Records provided

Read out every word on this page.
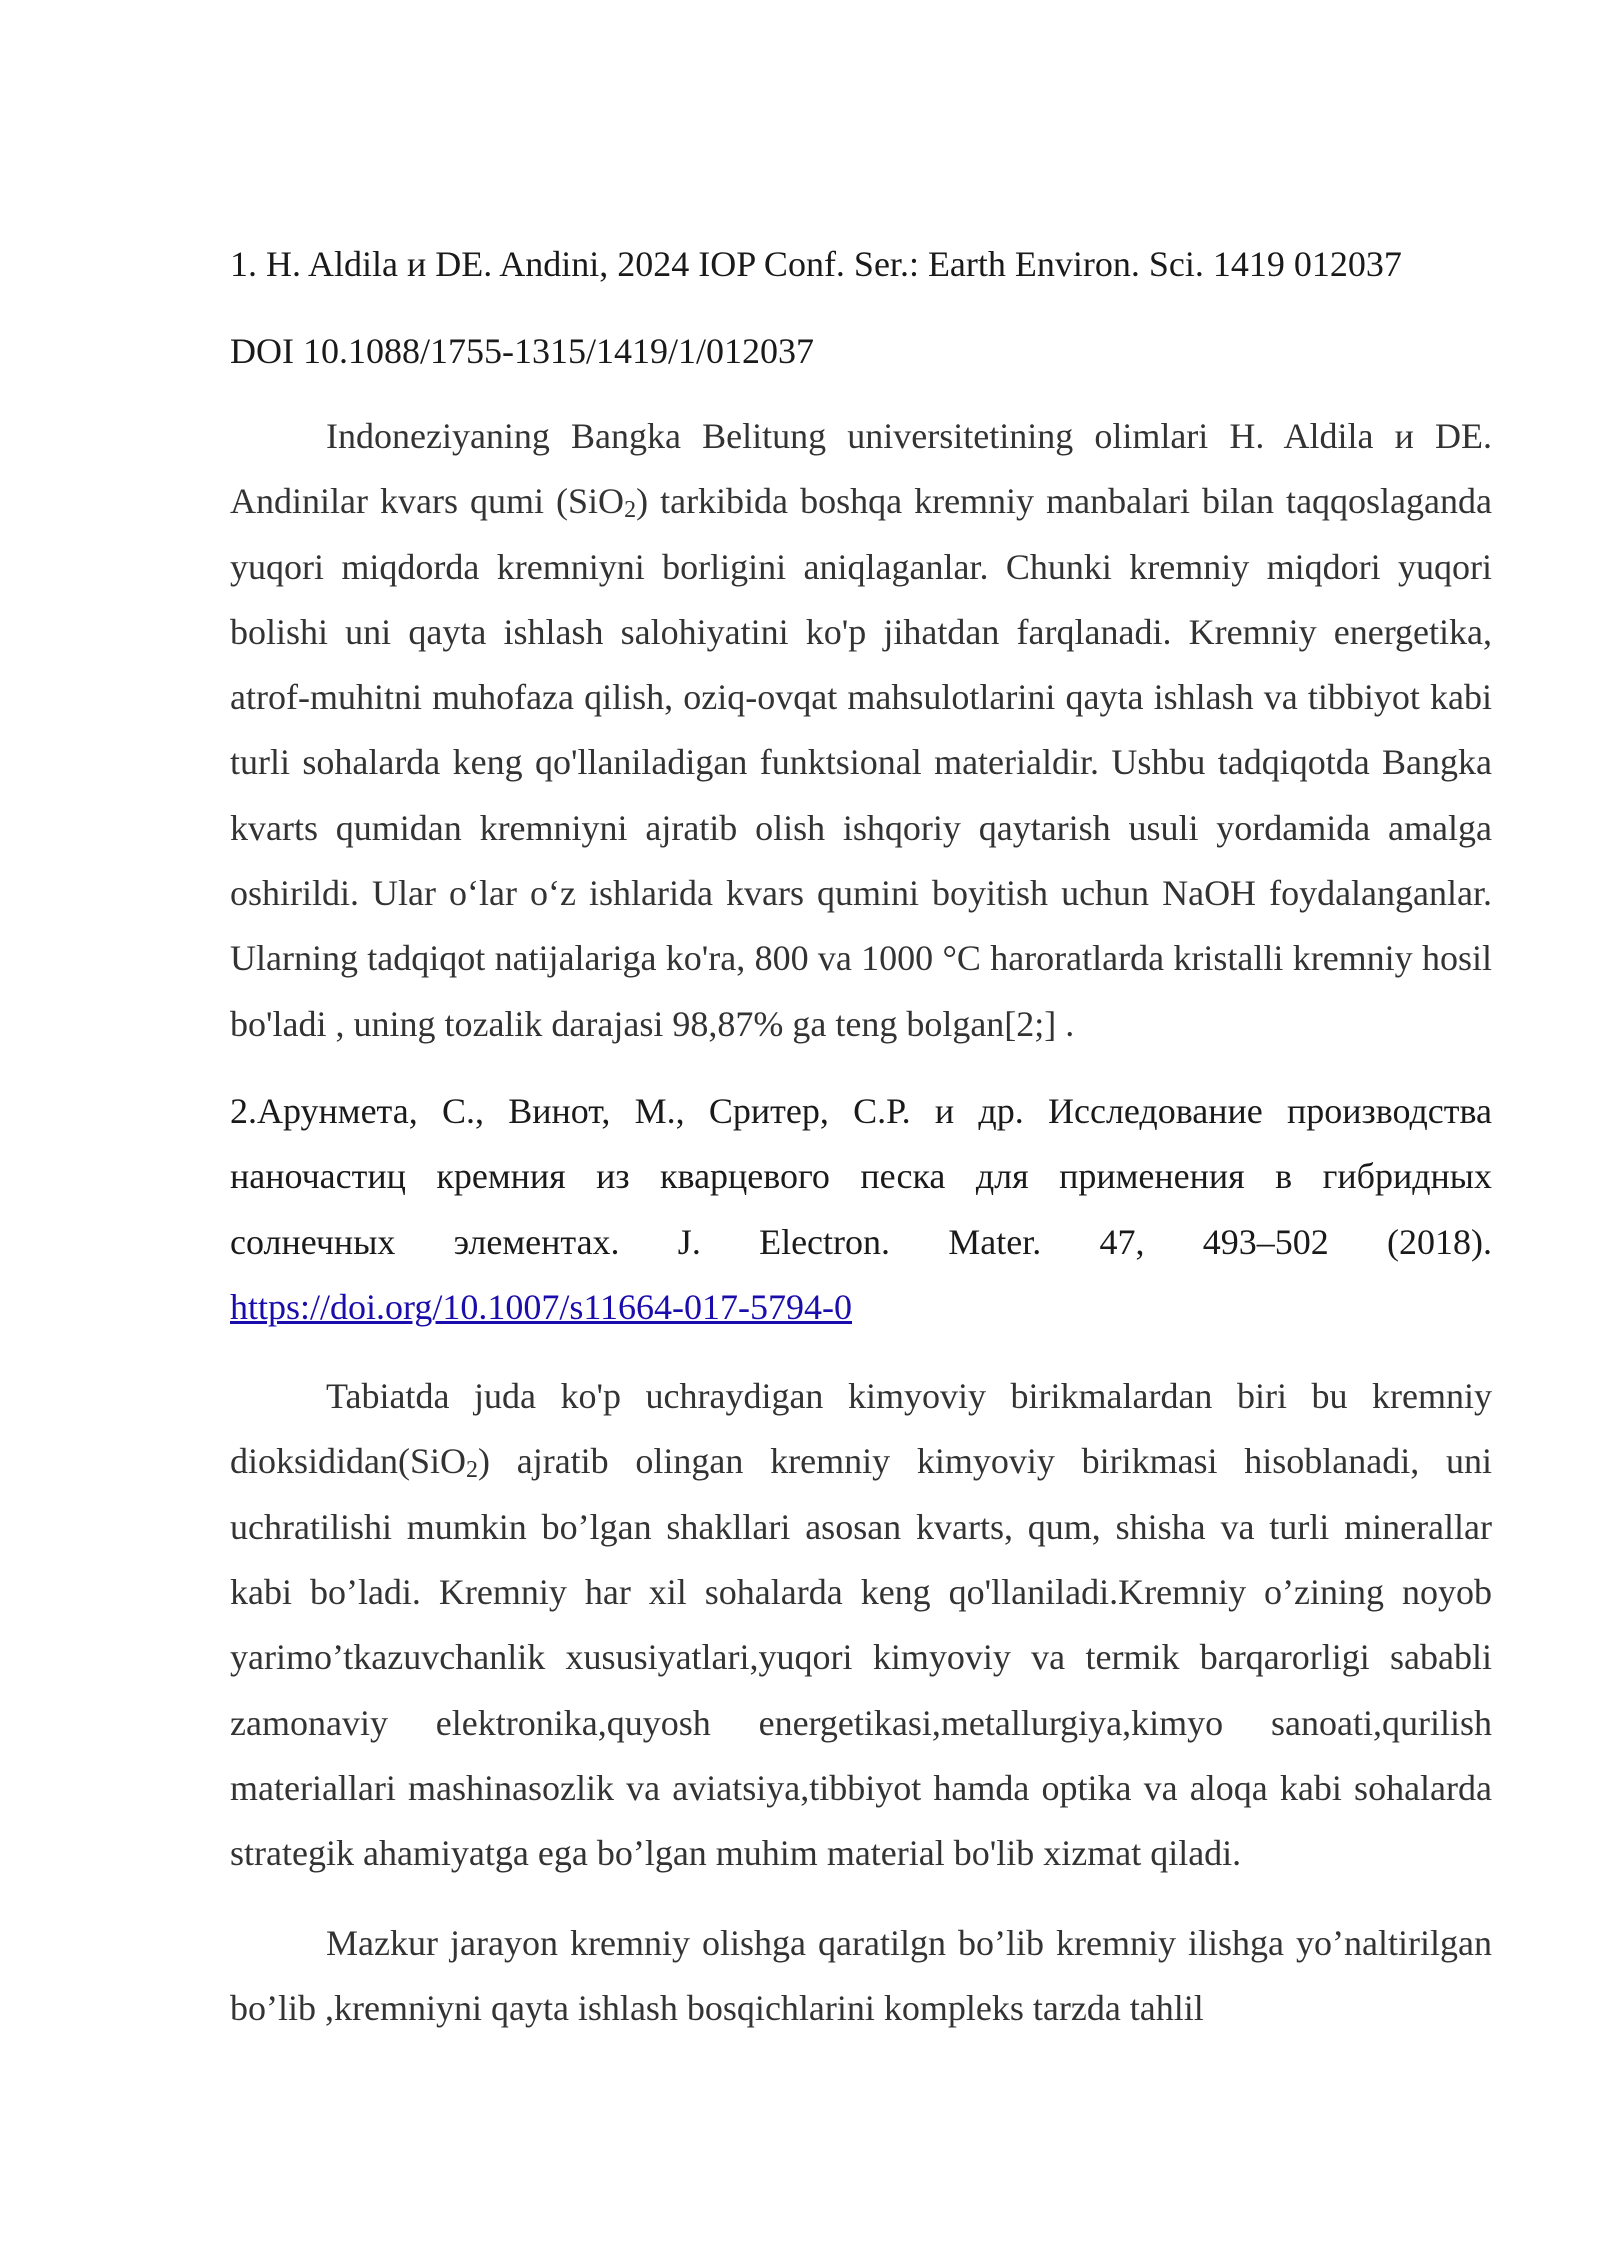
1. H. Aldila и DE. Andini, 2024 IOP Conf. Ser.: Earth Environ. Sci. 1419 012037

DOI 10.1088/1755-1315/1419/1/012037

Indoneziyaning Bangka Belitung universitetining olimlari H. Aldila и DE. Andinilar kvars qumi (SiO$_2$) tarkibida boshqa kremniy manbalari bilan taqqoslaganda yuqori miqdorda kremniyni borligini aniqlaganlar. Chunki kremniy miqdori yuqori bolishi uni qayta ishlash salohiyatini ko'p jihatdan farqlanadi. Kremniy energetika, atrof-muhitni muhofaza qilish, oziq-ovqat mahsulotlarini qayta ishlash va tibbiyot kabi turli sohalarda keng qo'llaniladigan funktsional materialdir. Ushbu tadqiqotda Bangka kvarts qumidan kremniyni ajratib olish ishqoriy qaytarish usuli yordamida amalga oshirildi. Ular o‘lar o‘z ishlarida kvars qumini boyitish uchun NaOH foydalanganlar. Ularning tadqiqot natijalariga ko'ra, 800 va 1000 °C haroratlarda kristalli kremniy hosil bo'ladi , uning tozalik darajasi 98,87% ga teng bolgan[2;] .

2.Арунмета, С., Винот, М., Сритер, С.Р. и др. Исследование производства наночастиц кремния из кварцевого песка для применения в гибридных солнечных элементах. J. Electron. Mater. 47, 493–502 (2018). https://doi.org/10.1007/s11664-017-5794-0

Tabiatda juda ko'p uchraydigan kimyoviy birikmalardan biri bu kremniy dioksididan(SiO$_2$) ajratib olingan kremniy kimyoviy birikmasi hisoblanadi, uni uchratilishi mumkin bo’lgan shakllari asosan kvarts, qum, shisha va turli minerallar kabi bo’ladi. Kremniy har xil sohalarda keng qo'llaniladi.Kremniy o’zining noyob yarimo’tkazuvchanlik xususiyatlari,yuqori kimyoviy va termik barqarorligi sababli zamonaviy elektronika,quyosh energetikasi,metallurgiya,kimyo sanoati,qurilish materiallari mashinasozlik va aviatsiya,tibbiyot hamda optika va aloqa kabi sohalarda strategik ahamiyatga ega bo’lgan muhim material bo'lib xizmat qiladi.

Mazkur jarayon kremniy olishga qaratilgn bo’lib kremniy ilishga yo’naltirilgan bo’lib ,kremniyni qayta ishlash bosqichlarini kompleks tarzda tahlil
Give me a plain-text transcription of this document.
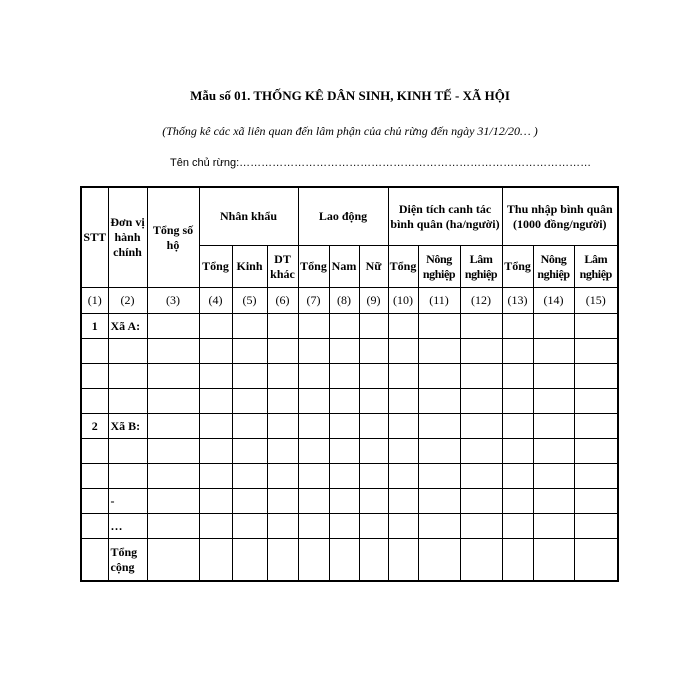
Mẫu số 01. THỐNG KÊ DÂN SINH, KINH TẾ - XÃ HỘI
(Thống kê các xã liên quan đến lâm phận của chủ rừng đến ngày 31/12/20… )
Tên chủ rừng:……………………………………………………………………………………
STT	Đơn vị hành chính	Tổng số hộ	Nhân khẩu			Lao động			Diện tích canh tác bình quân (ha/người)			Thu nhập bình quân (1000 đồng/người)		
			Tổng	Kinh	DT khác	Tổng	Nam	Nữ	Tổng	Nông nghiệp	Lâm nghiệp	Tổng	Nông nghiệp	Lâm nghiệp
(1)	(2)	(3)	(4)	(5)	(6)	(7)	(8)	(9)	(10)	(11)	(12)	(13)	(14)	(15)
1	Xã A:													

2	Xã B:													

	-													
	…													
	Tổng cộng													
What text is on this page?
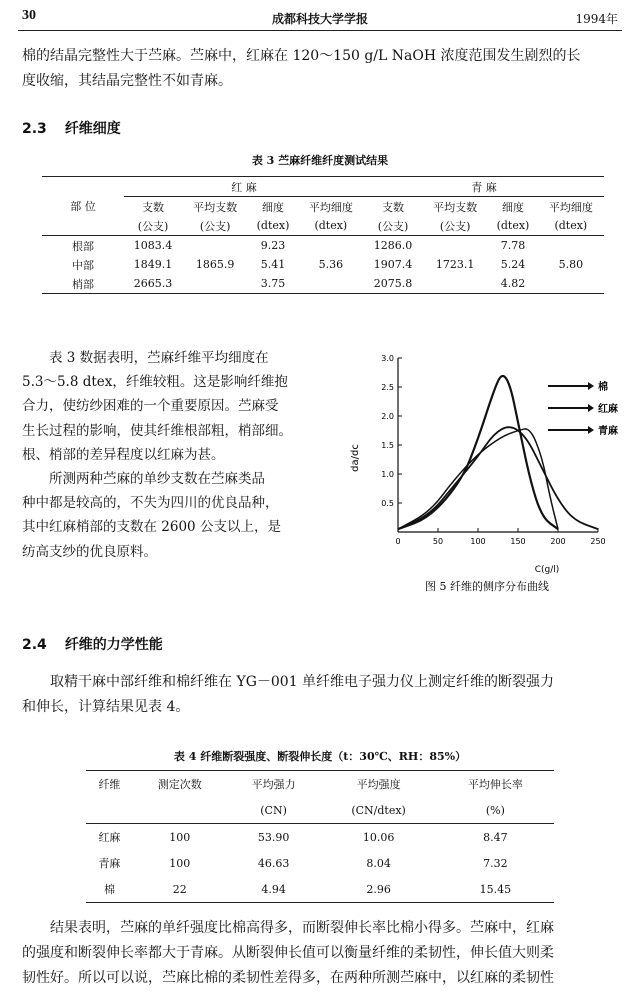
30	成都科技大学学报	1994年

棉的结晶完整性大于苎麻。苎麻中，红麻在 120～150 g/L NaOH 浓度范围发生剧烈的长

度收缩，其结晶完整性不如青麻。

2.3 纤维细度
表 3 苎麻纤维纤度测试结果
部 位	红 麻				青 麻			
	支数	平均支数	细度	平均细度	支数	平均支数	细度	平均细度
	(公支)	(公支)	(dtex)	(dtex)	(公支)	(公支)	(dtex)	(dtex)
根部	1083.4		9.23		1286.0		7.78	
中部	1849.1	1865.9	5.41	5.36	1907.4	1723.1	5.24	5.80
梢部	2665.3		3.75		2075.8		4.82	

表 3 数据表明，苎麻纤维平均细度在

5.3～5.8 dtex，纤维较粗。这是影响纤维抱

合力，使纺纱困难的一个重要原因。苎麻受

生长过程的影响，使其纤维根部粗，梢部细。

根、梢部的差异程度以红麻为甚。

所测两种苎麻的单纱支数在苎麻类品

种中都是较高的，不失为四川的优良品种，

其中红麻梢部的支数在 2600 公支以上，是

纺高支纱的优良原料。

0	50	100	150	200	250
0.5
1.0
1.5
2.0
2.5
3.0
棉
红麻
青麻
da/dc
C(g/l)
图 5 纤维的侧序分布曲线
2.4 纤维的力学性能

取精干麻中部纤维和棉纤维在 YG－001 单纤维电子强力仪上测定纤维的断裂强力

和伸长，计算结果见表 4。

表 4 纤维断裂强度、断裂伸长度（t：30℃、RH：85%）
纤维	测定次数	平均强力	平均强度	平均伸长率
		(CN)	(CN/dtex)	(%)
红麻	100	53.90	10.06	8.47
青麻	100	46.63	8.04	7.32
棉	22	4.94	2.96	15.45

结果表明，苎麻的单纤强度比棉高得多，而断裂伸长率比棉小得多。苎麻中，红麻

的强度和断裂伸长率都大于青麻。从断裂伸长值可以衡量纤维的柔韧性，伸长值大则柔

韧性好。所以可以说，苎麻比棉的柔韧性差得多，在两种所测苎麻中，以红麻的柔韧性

To do
Without the pictures, repeat the listing above exactly.

Exercise response
Read out every word on this page.
1. H. Aldila и DE. Andini, 2024 IOP Conf. Ser.: Earth Environ. Sci. 1419 012037

DOI 10.1088/1755-1315/1419/1/012037

Indoneziyaning Bangka Belitung universitetining olimlari H. Aldila и DE. Andinilar kvars qumi (SiO$_2$) tarkibida boshqa kremniy manbalari bilan taqqoslaganda yuqori miqdorda kremniyni borligini aniqlaganlar. Chunki kremniy miqdori yuqori bolishi uni qayta ishlash salohiyatini ko'p jihatdan farqlanadi. Kremniy energetika, atrof-muhitni muhofaza qilish, oziq-ovqat mahsulotlarini qayta ishlash va tibbiyot kabi turli sohalarda keng qo'llaniladigan funktsional materialdir. Ushbu tadqiqotda Bangka kvarts qumidan kremniyni ajratib olish ishqoriy qaytarish usuli yordamida amalga oshirildi. Ular o‘lar o‘z ishlarida kvars qumini boyitish uchun NaOH foydalanganlar. Ularning tadqiqot natijalariga ko'ra, 800 va 1000 °C haroratlarda kristalli kremniy hosil bo'ladi , uning tozalik darajasi 98,87% ga teng bolgan[2;] .

2.Арунмета, С., Винот, М., Сритер, С.Р. и др. Исследование производства наночастиц кремния из кварцевого песка для применения в гибридных солнечных элементах. J. Electron. Mater. 47, 493–502 (2018). https://doi.org/10.1007/s11664-017-5794-0

Tabiatda juda ko'p uchraydigan kimyoviy birikmalardan biri bu kremniy dioksididan(SiO$_2$) ajratib olingan kremniy kimyoviy birikmasi hisoblanadi, uni uchratilishi mumkin bo’lgan shakllari asosan kvarts, qum, shisha va turli minerallar kabi bo’ladi. Kremniy har xil sohalarda keng qo'llaniladi.Kremniy o’zining noyob yarimo’tkazuvchanlik xususiyatlari,yuqori kimyoviy va termik barqarorligi sababli zamonaviy elektronika,quyosh energetikasi,metallurgiya,kimyo sanoati,qurilish materiallari mashinasozlik va aviatsiya,tibbiyot hamda optika va aloqa kabi sohalarda strategik ahamiyatga ega bo’lgan muhim material bo'lib xizmat qiladi.

Mazkur jarayon kremniy olishga qaratilgn bo’lib kremniy ilishga yo’naltirilgan bo’lib ,kremniyni qayta ishlash bosqichlarini kompleks tarzda tahlil
Give me a plain-text transcription of this document.
Mẫu số 01. THỐNG KÊ DÂN SINH, KINH TẾ - XÃ HỘI
(Thống kê các xã liên quan đến lâm phận của chủ rừng đến ngày 31/12/20… )
Tên chủ rừng:……………………………………………………………………………………
STT	Đơn vị hành chính	Tổng số hộ	Nhân khẩu			Lao động			Diện tích canh tác bình quân (ha/người)			Thu nhập bình quân (1000 đồng/người)		
			Tổng	Kinh	DT khác	Tổng	Nam	Nữ	Tổng	Nông nghiệp	Lâm nghiệp	Tổng	Nông nghiệp	Lâm nghiệp
(1)	(2)	(3)	(4)	(5)	(6)	(7)	(8)	(9)	(10)	(11)	(12)	(13)	(14)	(15)
1	Xã A:													

2	Xã B:													

	-													
	…													
	Tổng cộng													
What text is on this page?
30	成都科技大学学报	1994年

棉的结晶完整性大于苎麻。苎麻中，红麻在 120～150 g/L NaOH 浓度范围发生剧烈的长

度收缩，其结晶完整性不如青麻。

2.3 纤维细度
表 3 苎麻纤维纤度测试结果
部 位	红 麻				青 麻			
	支数	平均支数	细度	平均细度	支数	平均支数	细度	平均细度
	(公支)	(公支)	(dtex)	(dtex)	(公支)	(公支)	(dtex)	(dtex)
根部	1083.4		9.23		1286.0		7.78	
中部	1849.1	1865.9	5.41	5.36	1907.4	1723.1	5.24	5.80
梢部	2665.3		3.75		2075.8		4.82	

表 3 数据表明，苎麻纤维平均细度在

5.3～5.8 dtex，纤维较粗。这是影响纤维抱

合力，使纺纱困难的一个重要原因。苎麻受

生长过程的影响，使其纤维根部粗，梢部细。

根、梢部的差异程度以红麻为甚。

所测两种苎麻的单纱支数在苎麻类品

种中都是较高的，不失为四川的优良品种，

其中红麻梢部的支数在 2600 公支以上，是

纺高支纱的优良原料。

0	50	100	150	200	250
0.5
1.0
1.5
2.0
2.5
3.0
棉
红麻
青麻
da/dc
C(g/l)
图 5 纤维的侧序分布曲线
2.4 纤维的力学性能

取精干麻中部纤维和棉纤维在 YG－001 单纤维电子强力仪上测定纤维的断裂强力

和伸长，计算结果见表 4。

表 4 纤维断裂强度、断裂伸长度（t：30℃、RH：85%）
纤维	测定次数	平均强力	平均强度	平均伸长率
		(CN)	(CN/dtex)	(%)
红麻	100	53.90	10.06	8.47
青麻	100	46.63	8.04	7.32
棉	22	4.94	2.96	15.45

结果表明，苎麻的单纤强度比棉高得多，而断裂伸长率比棉小得多。苎麻中，红麻

的强度和断裂伸长率都大于青麻。从断裂伸长值可以衡量纤维的柔韧性，伸长值大则柔

韧性好。所以可以说，苎麻比棉的柔韧性差得多，在两种所测苎麻中，以红麻的柔韧性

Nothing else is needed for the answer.